((
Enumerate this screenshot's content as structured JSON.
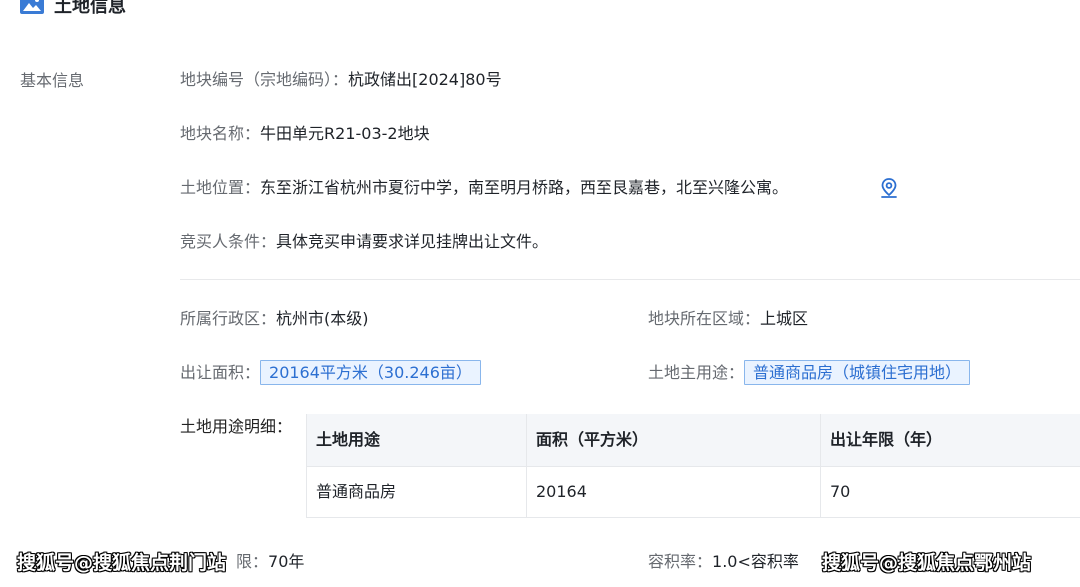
{
  "header": {
    "title": "土地信息",
    "icon": "image-icon"
  },
  "section_label": "基本信息",
  "basic": {
    "parcel_no_label": "地块编号（宗地编码）：",
    "parcel_no_value": "杭政储出[2024]80号",
    "parcel_name_label": "地块名称：",
    "parcel_name_value": "牛田单元R21-03-2地块",
    "location_label": "土地位置：",
    "location_value": "东至浙江省杭州市夏衍中学，南至明月桥路，西至艮嘉巷，北至兴隆公寓。",
    "location_icon": "map-pin-icon",
    "bidder_label": "竞买人条件：",
    "bidder_value": "具体竞买申请要求详见挂牌出让文件。"
  },
  "details": {
    "district_label": "所属行政区：",
    "district_value": "杭州市(本级)",
    "area_zone_label": "地块所在区域：",
    "area_zone_value": "上城区",
    "transfer_area_label": "出让面积：",
    "transfer_area_value": "20164平方米（30.246亩）",
    "main_use_label": "土地主用途：",
    "main_use_value": "普通商品房（城镇住宅用地）",
    "use_detail_label": "土地用途明细："
  },
  "use_table": {
    "headers": [
      "土地用途",
      "面积（平方米）",
      "出让年限（年）"
    ],
    "rows": [
      [
        "普通商品房",
        "20164",
        "70"
      ]
    ]
  },
  "bottom": {
    "term_label_partial": "限：",
    "term_value": "70年",
    "far_label": "容积率：",
    "far_value": "1.0<容积率"
  },
  "watermarks": [
    "搜狐号@搜狐焦点荆门站",
    "搜狐号@搜狐焦点鄂州站"
  ],
  "colors": {
    "accent": "#2c6fd1",
    "chip_bg": "#eaf3ff",
    "chip_border": "#89b6ec",
    "label": "#666a70"
  }
}
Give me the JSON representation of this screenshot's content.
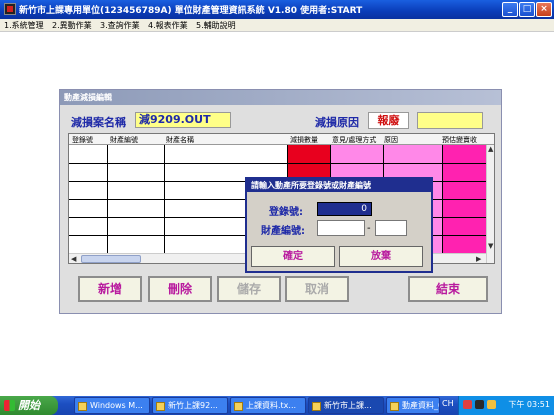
{
  "window": {
    "title": "新竹市上課專用單位(123456789A)     單位財產管理資訊系統  V1.80          使用者:START"
  },
  "menu": [
    {
      "label": "1.系統管理"
    },
    {
      "label": "2.異動作業"
    },
    {
      "label": "3.查詢作業"
    },
    {
      "label": "4.報表作業"
    },
    {
      "label": "5.輔助說明"
    }
  ],
  "dialog": {
    "title": "動產減損編輯",
    "case_label": "減損案名稱",
    "case_value": "減9209.OUT",
    "reason_label": "減損原因",
    "reason_value": "報廢",
    "grid": {
      "columns": [
        "登錄號",
        "財產編號",
        "財產名稱",
        "減損數量",
        "意見/處理方式",
        "原因",
        "預估變賣收"
      ]
    },
    "buttons": {
      "add": "新增",
      "delete": "刪除",
      "save": "儲存",
      "cancel": "取消",
      "finish": "結束"
    }
  },
  "modal": {
    "title": "請輸入動產所要登錄號或財產編號",
    "reg_label": "登錄號:",
    "reg_value": "0",
    "prop_label": "財產編號:",
    "dash": "-",
    "ok": "確定",
    "abandon": "放棄"
  },
  "taskbar": {
    "start": "開始",
    "tasks": [
      {
        "label": "Windows M..."
      },
      {
        "label": "新竹上課92..."
      },
      {
        "label": "上課資料.tx..."
      },
      {
        "label": "新竹市上課..."
      },
      {
        "label": "動產資料_0..."
      }
    ],
    "ime": "CH",
    "clock": "下午 03:51"
  },
  "colors": {
    "accent_red": "#e8001e",
    "accent_pink": "#ff88e8",
    "accent_magenta": "#ff22b0",
    "highlight_yellow": "#ffff88",
    "label_blue": "#1f2aa8"
  }
}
))
__Stated task__: Leave out the pictures and give the rest of the records again exactly.

__Task output__:
Enumerate this screenshot's content as structured JSON.
{
  "header": {
    "title": "土地信息",
    "icon": "image-icon"
  },
  "section_label": "基本信息",
  "basic": {
    "parcel_no_label": "地块编号（宗地编码）：",
    "parcel_no_value": "杭政储出[2024]80号",
    "parcel_name_label": "地块名称：",
    "parcel_name_value": "牛田单元R21-03-2地块",
    "location_label": "土地位置：",
    "location_value": "东至浙江省杭州市夏衍中学，南至明月桥路，西至艮嘉巷，北至兴隆公寓。",
    "location_icon": "map-pin-icon",
    "bidder_label": "竞买人条件：",
    "bidder_value": "具体竞买申请要求详见挂牌出让文件。"
  },
  "details": {
    "district_label": "所属行政区：",
    "district_value": "杭州市(本级)",
    "area_zone_label": "地块所在区域：",
    "area_zone_value": "上城区",
    "transfer_area_label": "出让面积：",
    "transfer_area_value": "20164平方米（30.246亩）",
    "main_use_label": "土地主用途：",
    "main_use_value": "普通商品房（城镇住宅用地）",
    "use_detail_label": "土地用途明细："
  },
  "use_table": {
    "headers": [
      "土地用途",
      "面积（平方米）",
      "出让年限（年）"
    ],
    "rows": [
      [
        "普通商品房",
        "20164",
        "70"
      ]
    ]
  },
  "bottom": {
    "term_label_partial": "限：",
    "term_value": "70年",
    "far_label": "容积率：",
    "far_value": "1.0<容积率"
  },
  "watermarks": [
    "搜狐号@搜狐焦点荆门站",
    "搜狐号@搜狐焦点鄂州站"
  ],
  "colors": {
    "accent": "#2c6fd1",
    "chip_bg": "#eaf3ff",
    "chip_border": "#89b6ec",
    "label": "#666a70"
  }
}
Give me the JSON representation of this screenshot's content.
{
  "window": {
    "title": "新竹市上課專用單位(123456789A)     單位財產管理資訊系統  V1.80          使用者:START"
  },
  "menu": [
    {
      "label": "1.系統管理"
    },
    {
      "label": "2.異動作業"
    },
    {
      "label": "3.查詢作業"
    },
    {
      "label": "4.報表作業"
    },
    {
      "label": "5.輔助說明"
    }
  ],
  "dialog": {
    "title": "動產減損編輯",
    "case_label": "減損案名稱",
    "case_value": "減9209.OUT",
    "reason_label": "減損原因",
    "reason_value": "報廢",
    "grid": {
      "columns": [
        "登錄號",
        "財產編號",
        "財產名稱",
        "減損數量",
        "意見/處理方式",
        "原因",
        "預估變賣收"
      ]
    },
    "buttons": {
      "add": "新增",
      "delete": "刪除",
      "save": "儲存",
      "cancel": "取消",
      "finish": "結束"
    }
  },
  "modal": {
    "title": "請輸入動產所要登錄號或財產編號",
    "reg_label": "登錄號:",
    "reg_value": "0",
    "prop_label": "財產編號:",
    "dash": "-",
    "ok": "確定",
    "abandon": "放棄"
  },
  "taskbar": {
    "start": "開始",
    "tasks": [
      {
        "label": "Windows M..."
      },
      {
        "label": "新竹上課92..."
      },
      {
        "label": "上課資料.tx..."
      },
      {
        "label": "新竹市上課..."
      },
      {
        "label": "動產資料_0..."
      }
    ],
    "ime": "CH",
    "clock": "下午 03:51"
  },
  "colors": {
    "accent_red": "#e8001e",
    "accent_pink": "#ff88e8",
    "accent_magenta": "#ff22b0",
    "highlight_yellow": "#ffff88",
    "label_blue": "#1f2aa8"
  }
}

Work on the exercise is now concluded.